* _Task objective_:
In the records that follow, show each line where the word "image" is present.

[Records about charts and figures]
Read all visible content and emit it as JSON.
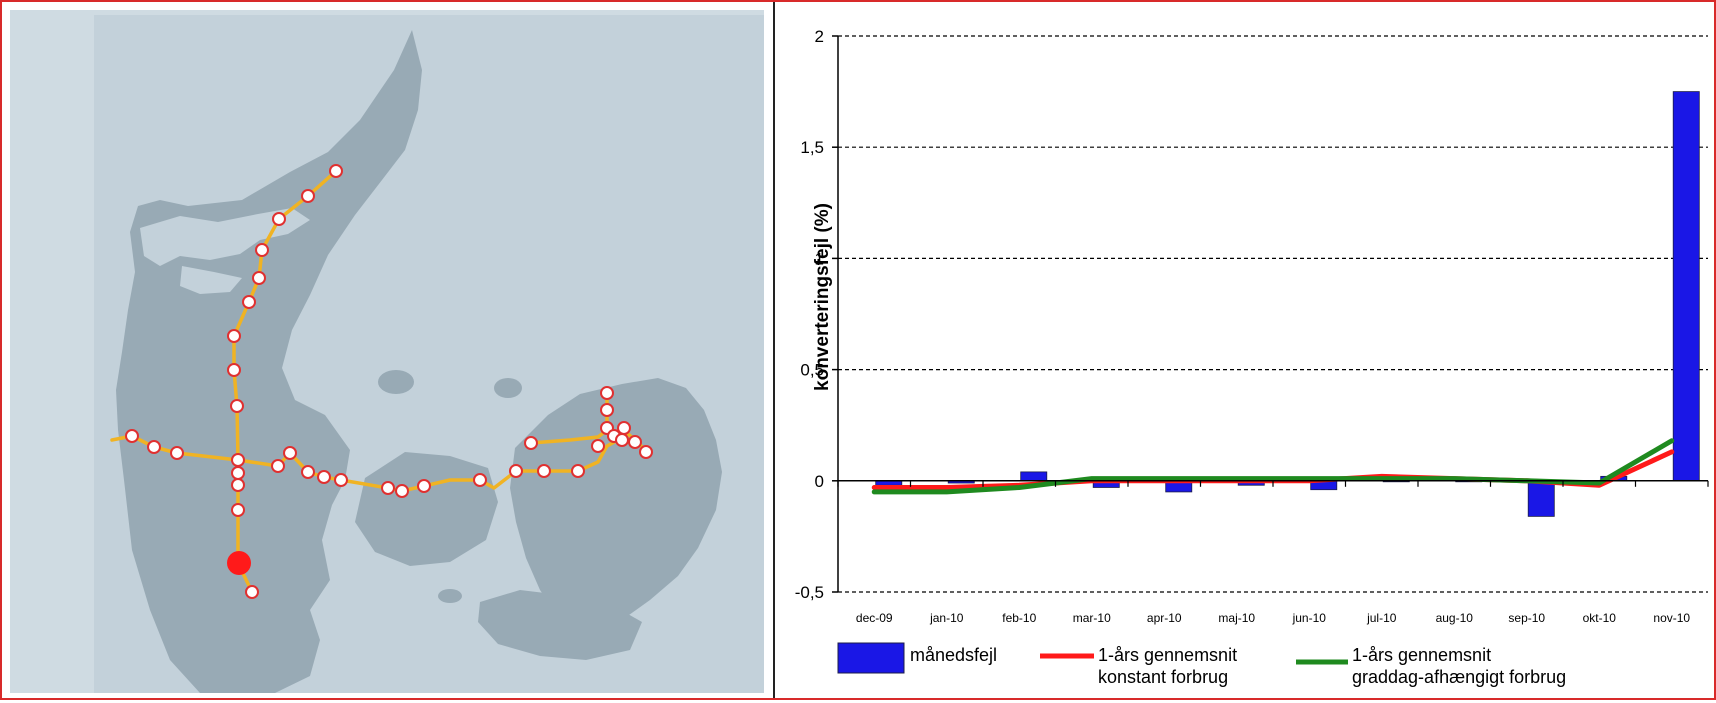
{
  "map": {
    "colors": {
      "sea": "#cfdbe2",
      "land": "#98aab5",
      "pipeline": "#f0b323",
      "station_fill": "#ffffff",
      "station_stroke": "#e03030",
      "highlight": "#ff1a1a"
    }
  },
  "chart_data": {
    "type": "bar",
    "categories": [
      "dec-09",
      "jan-10",
      "feb-10",
      "mar-10",
      "apr-10",
      "maj-10",
      "jun-10",
      "jul-10",
      "aug-10",
      "sep-10",
      "okt-10",
      "nov-10"
    ],
    "ylabel": "konverteringsfejl  (%)",
    "xlabel": "",
    "ylim": [
      -0.5,
      2
    ],
    "yticks": [
      -0.5,
      0,
      0.5,
      1,
      1.5,
      2
    ],
    "ytick_labels": [
      "-0,5",
      "0",
      "0,5",
      "1",
      "1,5",
      "2"
    ],
    "grid": "horizontal dashed",
    "legend_position": "bottom",
    "series": [
      {
        "name": "månedsfejl",
        "kind": "bar",
        "color": "#1a17e6",
        "values": [
          -0.02,
          -0.01,
          0.04,
          -0.03,
          -0.05,
          -0.02,
          -0.04,
          0.0,
          0.0,
          -0.16,
          0.02,
          1.75
        ]
      },
      {
        "name": "1-års gennemsnit konstant forbrug",
        "kind": "line",
        "color": "#ff1a1a",
        "values": [
          -0.03,
          -0.03,
          -0.02,
          0.0,
          0.0,
          0.0,
          0.0,
          0.02,
          0.01,
          0.0,
          -0.02,
          0.13
        ]
      },
      {
        "name": "1-års gennemsnit graddag-afhængigt forbrug",
        "kind": "line",
        "color": "#1f8a1f",
        "values": [
          -0.05,
          -0.05,
          -0.03,
          0.01,
          0.01,
          0.01,
          0.01,
          0.01,
          0.01,
          0.0,
          -0.01,
          0.18
        ]
      }
    ],
    "legend_lines": [
      [
        "månedsfejl"
      ],
      [
        "1-års gennemsnit",
        "konstant forbrug"
      ],
      [
        "1-års gennemsnit",
        "graddag-afhængigt forbrug"
      ]
    ]
  }
}
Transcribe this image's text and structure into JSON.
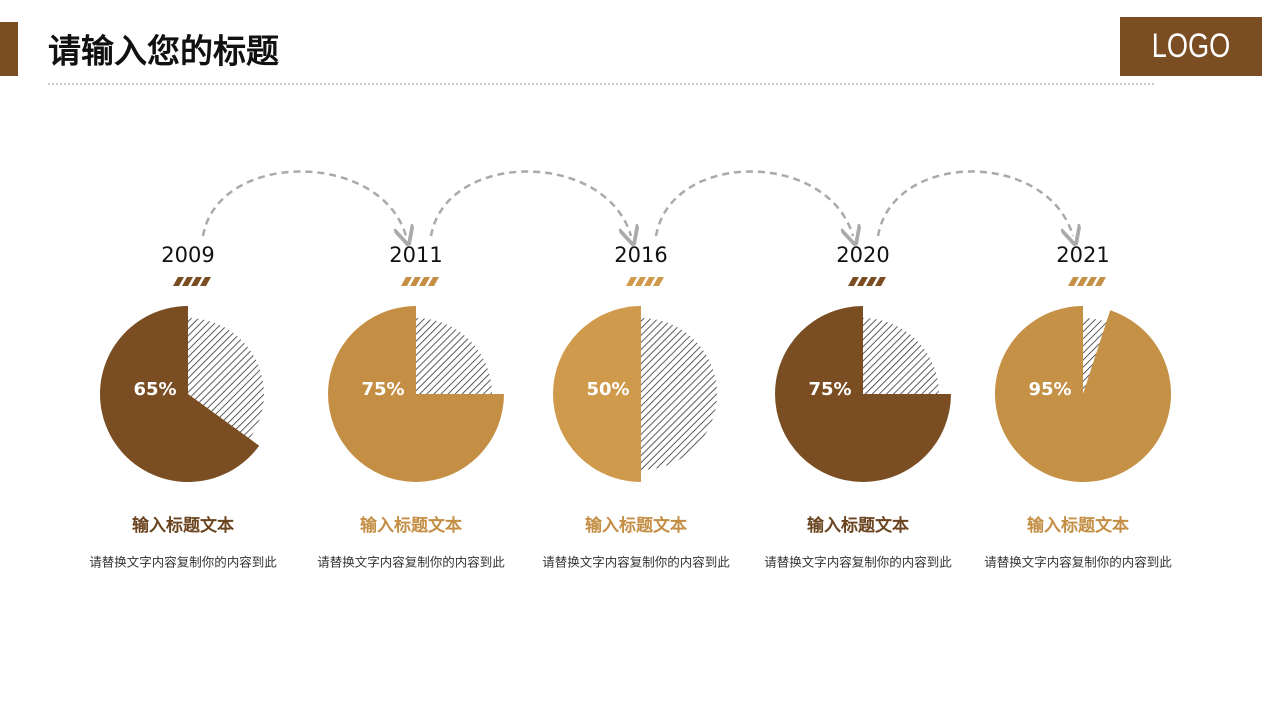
{
  "header": {
    "title": "请输入您的标题",
    "logo": "LOGO"
  },
  "chart_data": [
    {
      "type": "pie",
      "title": "2009",
      "values": [
        65
      ],
      "value_labels": [
        "65%"
      ],
      "color": "#7a4e22",
      "heading": "输入标题文本",
      "heading_color": "#6b4520",
      "text": "请替换文字内容复制你的内容到此"
    },
    {
      "type": "pie",
      "title": "2011",
      "values": [
        75
      ],
      "value_labels": [
        "75%"
      ],
      "color": "#c48f45",
      "heading": "输入标题文本",
      "heading_color": "#c48f45",
      "text": "请替换文字内容复制你的内容到此"
    },
    {
      "type": "pie",
      "title": "2016",
      "values": [
        50
      ],
      "value_labels": [
        "50%"
      ],
      "color": "#d09a4c",
      "heading": "输入标题文本",
      "heading_color": "#c48f45",
      "text": "请替换文字内容复制你的内容到此"
    },
    {
      "type": "pie",
      "title": "2020",
      "values": [
        75
      ],
      "value_labels": [
        "75%"
      ],
      "color": "#7a4e22",
      "heading": "输入标题文本",
      "heading_color": "#6b4520",
      "text": "请替换文字内容复制你的内容到此"
    },
    {
      "type": "pie",
      "title": "2021",
      "values": [
        95
      ],
      "value_labels": [
        "95%"
      ],
      "color": "#c49146",
      "heading": "输入标题文本",
      "heading_color": "#c48f45",
      "text": "请替换文字内容复制你的内容到此"
    }
  ]
}
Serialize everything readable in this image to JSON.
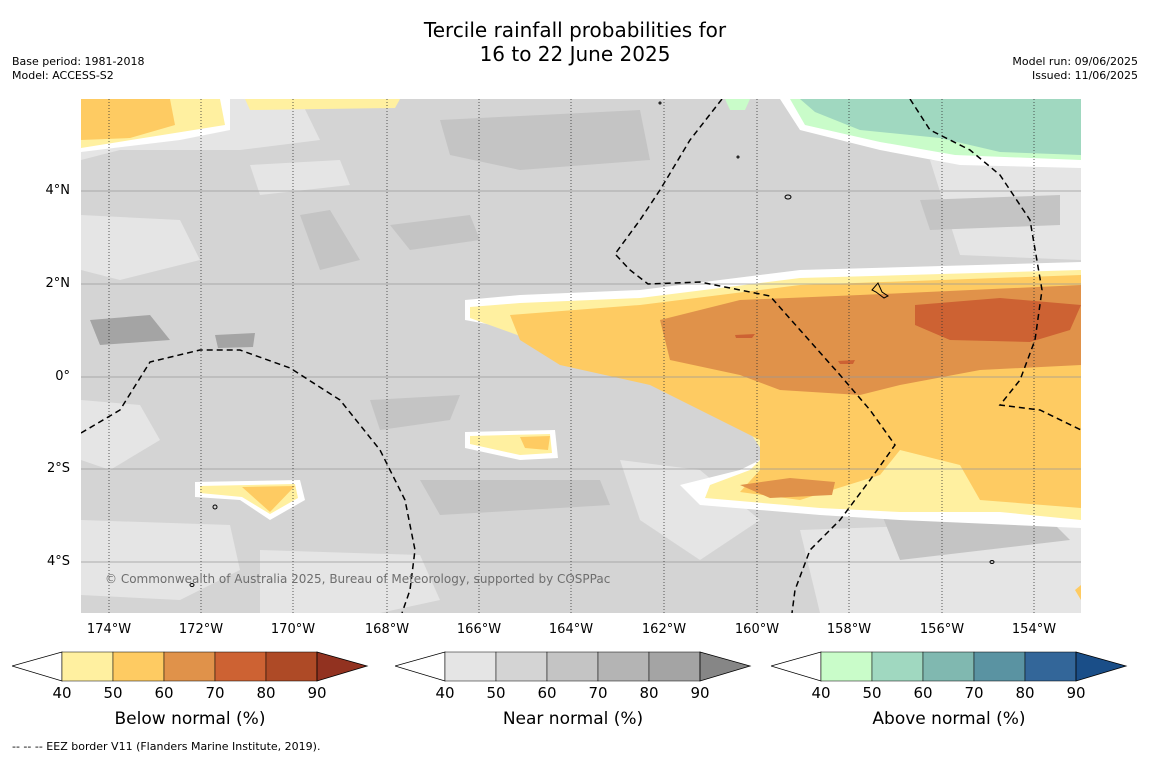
{
  "title_line1": "Tercile rainfall probabilities for",
  "title_line2": "16 to 22 June 2025",
  "base_period": "Base period: 1981-2018",
  "model": "Model: ACCESS-S2",
  "model_run": "Model run: 09/06/2025",
  "issued": "Issued: 11/06/2025",
  "copyright": "© Commonwealth of Australia 2025, Bureau of Meteorology, supported by COSPPac",
  "footer": "--  --  -- EEZ border V11 (Flanders Marine Institute, 2019).",
  "lat_labels": [
    "4°N",
    "2°N",
    "0°",
    "2°S",
    "4°S"
  ],
  "lon_labels": [
    "174°W",
    "172°W",
    "170°W",
    "168°W",
    "166°W",
    "164°W",
    "162°W",
    "160°W",
    "158°W",
    "156°W",
    "154°W"
  ],
  "colorbars": [
    {
      "title": "Below normal (%)",
      "ticks": [
        "40",
        "50",
        "60",
        "70",
        "80",
        "90"
      ],
      "colors": [
        "#fff0a0",
        "#fecb62",
        "#e0924a",
        "#cd6233",
        "#ae4a26",
        "#923220"
      ]
    },
    {
      "title": "Near normal (%)",
      "ticks": [
        "40",
        "50",
        "60",
        "70",
        "80",
        "90"
      ],
      "colors": [
        "#e5e5e5",
        "#d4d4d4",
        "#c4c4c4",
        "#b4b4b4",
        "#a4a4a4",
        "#868686"
      ]
    },
    {
      "title": "Above normal (%)",
      "ticks": [
        "40",
        "50",
        "60",
        "70",
        "80",
        "90"
      ],
      "colors": [
        "#c9fcc9",
        "#a0d8c0",
        "#80b8b0",
        "#5a93a2",
        "#336699",
        "#1a4e88"
      ]
    }
  ]
}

* _Task answer_:
Transcribe this image's text and structure into JSON.
Serialize everything readable in this image to JSON.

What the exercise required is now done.